[Records excerpted from a collection]
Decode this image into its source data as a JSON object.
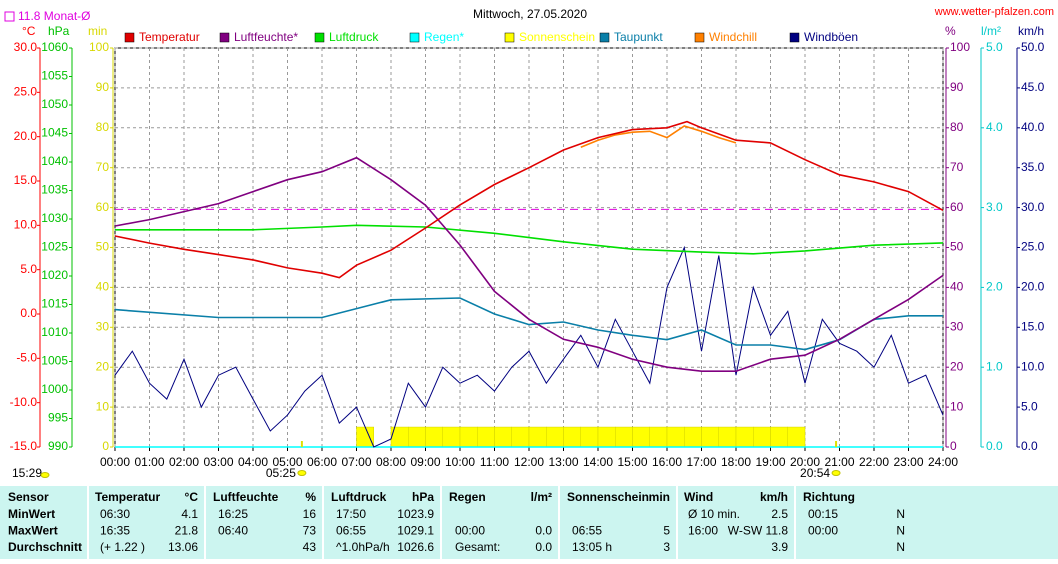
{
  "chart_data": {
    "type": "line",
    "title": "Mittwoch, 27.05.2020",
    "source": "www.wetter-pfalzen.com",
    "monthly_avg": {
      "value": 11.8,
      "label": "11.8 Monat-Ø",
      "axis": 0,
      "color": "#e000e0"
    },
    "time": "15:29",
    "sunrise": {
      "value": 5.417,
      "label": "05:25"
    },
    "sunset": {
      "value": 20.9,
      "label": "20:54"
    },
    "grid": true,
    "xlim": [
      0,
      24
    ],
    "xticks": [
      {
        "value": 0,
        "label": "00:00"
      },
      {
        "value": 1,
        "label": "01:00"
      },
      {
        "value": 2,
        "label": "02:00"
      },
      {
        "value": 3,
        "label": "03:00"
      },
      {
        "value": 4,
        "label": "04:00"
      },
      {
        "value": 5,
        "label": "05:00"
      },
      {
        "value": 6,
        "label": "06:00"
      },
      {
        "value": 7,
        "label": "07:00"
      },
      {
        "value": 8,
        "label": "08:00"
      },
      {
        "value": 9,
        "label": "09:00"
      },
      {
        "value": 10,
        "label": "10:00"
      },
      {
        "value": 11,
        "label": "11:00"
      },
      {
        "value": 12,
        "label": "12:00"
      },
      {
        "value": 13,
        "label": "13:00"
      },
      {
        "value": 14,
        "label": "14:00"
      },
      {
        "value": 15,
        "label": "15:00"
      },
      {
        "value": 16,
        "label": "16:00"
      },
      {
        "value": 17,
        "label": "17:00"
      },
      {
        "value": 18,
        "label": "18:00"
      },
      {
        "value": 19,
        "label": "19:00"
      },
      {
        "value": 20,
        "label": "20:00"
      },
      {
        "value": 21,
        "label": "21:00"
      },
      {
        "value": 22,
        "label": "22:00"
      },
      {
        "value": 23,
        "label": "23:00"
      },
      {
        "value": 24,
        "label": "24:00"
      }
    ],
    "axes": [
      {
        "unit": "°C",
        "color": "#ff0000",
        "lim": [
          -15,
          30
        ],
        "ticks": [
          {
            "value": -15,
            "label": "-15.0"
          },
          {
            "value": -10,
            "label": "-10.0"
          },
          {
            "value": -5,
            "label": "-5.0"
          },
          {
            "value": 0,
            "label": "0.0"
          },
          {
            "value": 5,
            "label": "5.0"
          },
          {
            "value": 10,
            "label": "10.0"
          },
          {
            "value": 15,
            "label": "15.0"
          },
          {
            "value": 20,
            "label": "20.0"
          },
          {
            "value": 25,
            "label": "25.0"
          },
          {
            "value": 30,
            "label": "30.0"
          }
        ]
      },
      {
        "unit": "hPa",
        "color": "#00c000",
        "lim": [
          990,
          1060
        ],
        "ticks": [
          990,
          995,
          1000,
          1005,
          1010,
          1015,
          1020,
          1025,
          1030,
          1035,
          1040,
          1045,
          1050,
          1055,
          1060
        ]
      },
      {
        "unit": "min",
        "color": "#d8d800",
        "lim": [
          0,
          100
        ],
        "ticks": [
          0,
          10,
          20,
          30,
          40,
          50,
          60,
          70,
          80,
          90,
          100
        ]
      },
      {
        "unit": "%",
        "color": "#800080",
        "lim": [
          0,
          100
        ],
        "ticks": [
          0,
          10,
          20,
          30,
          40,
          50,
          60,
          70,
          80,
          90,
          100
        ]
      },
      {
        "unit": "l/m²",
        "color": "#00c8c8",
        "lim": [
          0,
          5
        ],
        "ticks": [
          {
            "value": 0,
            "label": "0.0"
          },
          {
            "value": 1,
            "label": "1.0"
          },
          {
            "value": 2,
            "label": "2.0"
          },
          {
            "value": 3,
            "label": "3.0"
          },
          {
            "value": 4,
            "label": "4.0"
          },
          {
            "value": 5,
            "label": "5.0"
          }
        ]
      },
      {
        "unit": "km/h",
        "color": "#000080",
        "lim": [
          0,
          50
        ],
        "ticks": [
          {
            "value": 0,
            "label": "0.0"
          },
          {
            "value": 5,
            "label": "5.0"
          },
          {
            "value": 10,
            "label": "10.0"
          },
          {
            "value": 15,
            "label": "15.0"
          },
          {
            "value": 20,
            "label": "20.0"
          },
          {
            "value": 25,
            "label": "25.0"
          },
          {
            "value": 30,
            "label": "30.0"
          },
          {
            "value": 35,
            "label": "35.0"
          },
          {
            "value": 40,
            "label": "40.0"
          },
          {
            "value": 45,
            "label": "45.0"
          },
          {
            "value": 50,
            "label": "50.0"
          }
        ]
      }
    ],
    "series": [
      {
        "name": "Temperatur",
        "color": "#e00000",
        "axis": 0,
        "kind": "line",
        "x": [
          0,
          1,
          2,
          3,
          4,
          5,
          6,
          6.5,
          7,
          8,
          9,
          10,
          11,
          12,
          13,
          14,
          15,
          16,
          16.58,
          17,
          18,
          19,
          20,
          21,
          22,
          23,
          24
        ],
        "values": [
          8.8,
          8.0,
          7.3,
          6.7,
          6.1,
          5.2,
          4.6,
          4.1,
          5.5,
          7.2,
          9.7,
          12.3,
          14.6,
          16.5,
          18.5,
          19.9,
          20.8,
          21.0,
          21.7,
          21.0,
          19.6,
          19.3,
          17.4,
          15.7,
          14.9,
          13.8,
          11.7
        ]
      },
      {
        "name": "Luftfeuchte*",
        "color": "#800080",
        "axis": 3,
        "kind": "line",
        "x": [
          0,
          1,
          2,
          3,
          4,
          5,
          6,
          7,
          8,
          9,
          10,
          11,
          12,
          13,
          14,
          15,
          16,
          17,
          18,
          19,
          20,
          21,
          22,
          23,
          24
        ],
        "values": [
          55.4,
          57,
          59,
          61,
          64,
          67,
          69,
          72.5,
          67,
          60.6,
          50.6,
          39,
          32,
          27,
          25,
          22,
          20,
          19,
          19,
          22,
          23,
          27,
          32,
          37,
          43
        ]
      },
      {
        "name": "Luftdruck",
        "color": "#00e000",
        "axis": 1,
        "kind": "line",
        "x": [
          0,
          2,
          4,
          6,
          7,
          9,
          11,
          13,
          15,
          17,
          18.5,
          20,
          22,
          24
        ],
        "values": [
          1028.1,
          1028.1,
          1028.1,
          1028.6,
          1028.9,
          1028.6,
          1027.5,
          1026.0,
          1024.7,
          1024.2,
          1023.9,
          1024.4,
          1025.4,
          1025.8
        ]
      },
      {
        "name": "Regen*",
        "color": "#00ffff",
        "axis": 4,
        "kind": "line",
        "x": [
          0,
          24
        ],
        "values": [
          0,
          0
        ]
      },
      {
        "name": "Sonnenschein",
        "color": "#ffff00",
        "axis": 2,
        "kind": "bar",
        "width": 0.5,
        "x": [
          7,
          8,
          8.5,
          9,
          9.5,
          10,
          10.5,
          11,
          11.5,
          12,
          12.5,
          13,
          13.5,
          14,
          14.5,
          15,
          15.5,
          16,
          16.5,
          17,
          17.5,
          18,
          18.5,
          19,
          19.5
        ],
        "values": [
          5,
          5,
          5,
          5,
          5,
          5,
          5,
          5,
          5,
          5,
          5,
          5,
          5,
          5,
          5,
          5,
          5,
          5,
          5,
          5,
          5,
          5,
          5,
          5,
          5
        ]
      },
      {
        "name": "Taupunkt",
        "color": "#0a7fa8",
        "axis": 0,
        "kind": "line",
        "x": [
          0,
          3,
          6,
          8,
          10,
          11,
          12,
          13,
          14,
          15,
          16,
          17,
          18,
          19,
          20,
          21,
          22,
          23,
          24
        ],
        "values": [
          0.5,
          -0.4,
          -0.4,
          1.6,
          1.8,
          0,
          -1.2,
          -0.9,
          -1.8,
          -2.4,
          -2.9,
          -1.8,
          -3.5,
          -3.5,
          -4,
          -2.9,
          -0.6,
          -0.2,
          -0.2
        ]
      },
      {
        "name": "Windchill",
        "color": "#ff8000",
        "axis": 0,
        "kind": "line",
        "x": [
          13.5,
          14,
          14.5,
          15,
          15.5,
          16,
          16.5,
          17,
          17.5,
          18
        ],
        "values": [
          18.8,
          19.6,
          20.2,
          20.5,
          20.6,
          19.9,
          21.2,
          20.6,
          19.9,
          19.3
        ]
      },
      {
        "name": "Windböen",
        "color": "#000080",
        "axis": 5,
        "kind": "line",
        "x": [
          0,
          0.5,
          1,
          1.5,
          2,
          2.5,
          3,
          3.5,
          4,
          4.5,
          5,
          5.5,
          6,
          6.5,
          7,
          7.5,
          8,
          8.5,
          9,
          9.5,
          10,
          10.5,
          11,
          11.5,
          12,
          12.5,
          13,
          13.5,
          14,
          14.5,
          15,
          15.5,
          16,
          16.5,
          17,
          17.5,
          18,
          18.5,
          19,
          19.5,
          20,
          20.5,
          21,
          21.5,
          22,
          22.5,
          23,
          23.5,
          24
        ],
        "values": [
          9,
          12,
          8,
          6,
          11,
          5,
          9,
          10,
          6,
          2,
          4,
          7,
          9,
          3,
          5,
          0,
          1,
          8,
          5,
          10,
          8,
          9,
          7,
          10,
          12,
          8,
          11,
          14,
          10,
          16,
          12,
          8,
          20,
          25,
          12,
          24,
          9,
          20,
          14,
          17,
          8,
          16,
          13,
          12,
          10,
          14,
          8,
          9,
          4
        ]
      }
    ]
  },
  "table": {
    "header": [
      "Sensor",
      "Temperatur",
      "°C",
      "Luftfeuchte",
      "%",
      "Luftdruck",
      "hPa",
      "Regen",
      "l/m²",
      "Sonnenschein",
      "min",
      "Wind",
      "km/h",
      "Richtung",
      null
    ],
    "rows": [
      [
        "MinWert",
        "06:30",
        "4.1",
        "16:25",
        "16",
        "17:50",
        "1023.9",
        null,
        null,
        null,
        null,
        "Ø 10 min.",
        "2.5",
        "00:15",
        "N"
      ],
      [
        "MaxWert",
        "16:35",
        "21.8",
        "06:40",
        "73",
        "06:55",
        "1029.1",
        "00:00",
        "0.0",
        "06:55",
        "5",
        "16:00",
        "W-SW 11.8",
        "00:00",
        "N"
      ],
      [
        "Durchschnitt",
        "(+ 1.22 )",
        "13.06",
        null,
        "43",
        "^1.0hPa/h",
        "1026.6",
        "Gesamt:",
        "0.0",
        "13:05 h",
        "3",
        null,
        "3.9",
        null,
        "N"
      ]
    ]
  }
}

---

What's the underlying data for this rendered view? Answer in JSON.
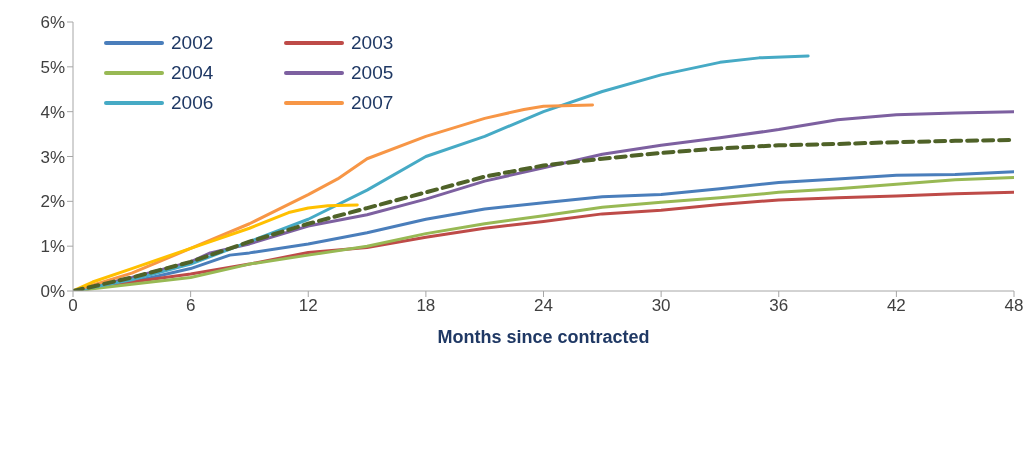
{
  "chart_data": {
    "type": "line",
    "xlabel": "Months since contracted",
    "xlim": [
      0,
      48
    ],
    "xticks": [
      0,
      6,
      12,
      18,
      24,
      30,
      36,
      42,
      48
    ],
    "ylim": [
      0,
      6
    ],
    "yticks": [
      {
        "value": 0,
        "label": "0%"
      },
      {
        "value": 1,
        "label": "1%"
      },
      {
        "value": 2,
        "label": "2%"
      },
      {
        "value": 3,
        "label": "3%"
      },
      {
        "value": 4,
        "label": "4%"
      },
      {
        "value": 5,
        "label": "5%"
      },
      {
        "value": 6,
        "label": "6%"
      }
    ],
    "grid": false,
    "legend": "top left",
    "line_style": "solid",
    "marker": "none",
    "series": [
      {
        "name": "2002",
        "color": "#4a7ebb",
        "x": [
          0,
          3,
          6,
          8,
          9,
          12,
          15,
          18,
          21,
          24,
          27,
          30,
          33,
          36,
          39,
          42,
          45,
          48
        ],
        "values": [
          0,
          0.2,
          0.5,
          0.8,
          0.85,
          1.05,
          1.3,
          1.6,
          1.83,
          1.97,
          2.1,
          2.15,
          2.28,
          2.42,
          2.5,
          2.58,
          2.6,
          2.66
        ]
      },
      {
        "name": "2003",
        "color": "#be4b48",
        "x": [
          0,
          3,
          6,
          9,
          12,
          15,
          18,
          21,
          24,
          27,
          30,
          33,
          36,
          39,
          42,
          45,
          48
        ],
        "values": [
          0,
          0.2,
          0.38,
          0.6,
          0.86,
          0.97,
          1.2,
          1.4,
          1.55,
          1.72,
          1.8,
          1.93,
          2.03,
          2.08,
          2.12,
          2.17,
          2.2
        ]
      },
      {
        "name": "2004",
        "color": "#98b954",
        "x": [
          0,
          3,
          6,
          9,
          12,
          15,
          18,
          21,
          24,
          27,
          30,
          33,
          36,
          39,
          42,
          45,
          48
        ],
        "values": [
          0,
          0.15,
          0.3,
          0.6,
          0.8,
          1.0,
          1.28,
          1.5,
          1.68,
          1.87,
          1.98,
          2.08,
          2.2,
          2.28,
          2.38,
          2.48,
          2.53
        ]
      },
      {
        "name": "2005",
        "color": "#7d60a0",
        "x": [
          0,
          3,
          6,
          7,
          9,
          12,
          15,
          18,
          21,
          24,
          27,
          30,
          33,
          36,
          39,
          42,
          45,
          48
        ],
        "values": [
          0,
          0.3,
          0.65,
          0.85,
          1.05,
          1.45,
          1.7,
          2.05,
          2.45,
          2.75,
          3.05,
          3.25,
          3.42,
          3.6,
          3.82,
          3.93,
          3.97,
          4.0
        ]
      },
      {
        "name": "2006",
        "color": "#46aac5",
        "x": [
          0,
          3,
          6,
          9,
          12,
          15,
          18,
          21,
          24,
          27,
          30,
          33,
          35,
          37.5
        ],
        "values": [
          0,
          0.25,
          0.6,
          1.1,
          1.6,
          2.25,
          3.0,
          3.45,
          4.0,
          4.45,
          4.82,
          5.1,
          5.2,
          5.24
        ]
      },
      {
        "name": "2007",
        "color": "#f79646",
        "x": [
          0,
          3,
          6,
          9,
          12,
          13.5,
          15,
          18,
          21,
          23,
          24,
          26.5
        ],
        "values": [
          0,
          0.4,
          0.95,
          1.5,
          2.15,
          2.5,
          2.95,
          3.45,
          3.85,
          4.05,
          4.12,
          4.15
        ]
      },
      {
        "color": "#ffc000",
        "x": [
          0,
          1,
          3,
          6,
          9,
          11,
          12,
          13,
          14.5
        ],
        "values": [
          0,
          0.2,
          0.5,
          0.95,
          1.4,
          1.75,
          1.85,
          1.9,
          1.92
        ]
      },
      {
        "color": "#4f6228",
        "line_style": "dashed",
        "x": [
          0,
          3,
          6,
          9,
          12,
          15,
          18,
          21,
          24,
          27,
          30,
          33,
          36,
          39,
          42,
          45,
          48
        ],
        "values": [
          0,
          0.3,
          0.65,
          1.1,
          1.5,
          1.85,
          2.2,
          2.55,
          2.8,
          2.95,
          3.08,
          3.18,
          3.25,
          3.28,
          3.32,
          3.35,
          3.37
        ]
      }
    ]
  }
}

■ WORK TO BE COMPLETED ■
Pull out and copy each line containing the string "source".

■ EXERCISE SOLUTION ■
Decode this image into its source data as a JSON object.
    "source": "www.wetter-pfalzen.com",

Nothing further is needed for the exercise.